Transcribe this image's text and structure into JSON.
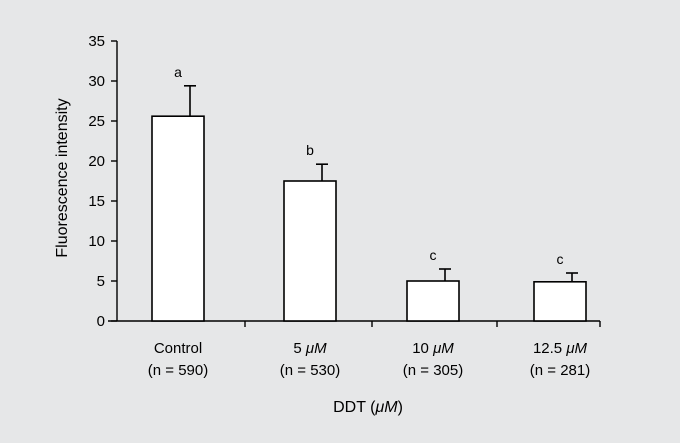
{
  "page": {
    "background": "#e6e7e8"
  },
  "chart_data": {
    "type": "bar",
    "categories": [
      "Control",
      "5 μM",
      "10 μM",
      "12.5 μM"
    ],
    "category_units": [
      "",
      "μM",
      "μM",
      "μM"
    ],
    "category_numbers": [
      "",
      "5",
      "10",
      "12.5"
    ],
    "category_sublabels": [
      "(n = 590)",
      "(n = 530)",
      "(n = 305)",
      "(n = 281)"
    ],
    "values": [
      25.6,
      17.5,
      5.0,
      4.9
    ],
    "error_upper": [
      29.4,
      19.6,
      6.5,
      6.0
    ],
    "significance_letters": [
      "a",
      "b",
      "c",
      "c"
    ],
    "ylabel": "Fluorescence intensity",
    "xlabel_prefix": "DDT (",
    "xlabel_unit": "μM",
    "xlabel_suffix": ")",
    "ylim": [
      0,
      35
    ],
    "yticks": [
      0,
      5,
      10,
      15,
      20,
      25,
      30,
      35
    ],
    "grid": false,
    "bar_fill": "#ffffff",
    "bar_stroke": "#000000"
  }
}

=======

EXERCISE BRIEF ▸ Omit all pictures while transcribing the entries verbatim.

RESULT OF THIS EXERCISE ▸
Transcribe this image's text and structure into JSON.
{
  "page": {
    "background": "#e6e7e8"
  },
  "chart_data": {
    "type": "bar",
    "categories": [
      "Control",
      "5 μM",
      "10 μM",
      "12.5 μM"
    ],
    "category_units": [
      "",
      "μM",
      "μM",
      "μM"
    ],
    "category_numbers": [
      "",
      "5",
      "10",
      "12.5"
    ],
    "category_sublabels": [
      "(n = 590)",
      "(n = 530)",
      "(n = 305)",
      "(n = 281)"
    ],
    "values": [
      25.6,
      17.5,
      5.0,
      4.9
    ],
    "error_upper": [
      29.4,
      19.6,
      6.5,
      6.0
    ],
    "significance_letters": [
      "a",
      "b",
      "c",
      "c"
    ],
    "ylabel": "Fluorescence intensity",
    "xlabel_prefix": "DDT (",
    "xlabel_unit": "μM",
    "xlabel_suffix": ")",
    "ylim": [
      0,
      35
    ],
    "yticks": [
      0,
      5,
      10,
      15,
      20,
      25,
      30,
      35
    ],
    "grid": false,
    "bar_fill": "#ffffff",
    "bar_stroke": "#000000"
  }
}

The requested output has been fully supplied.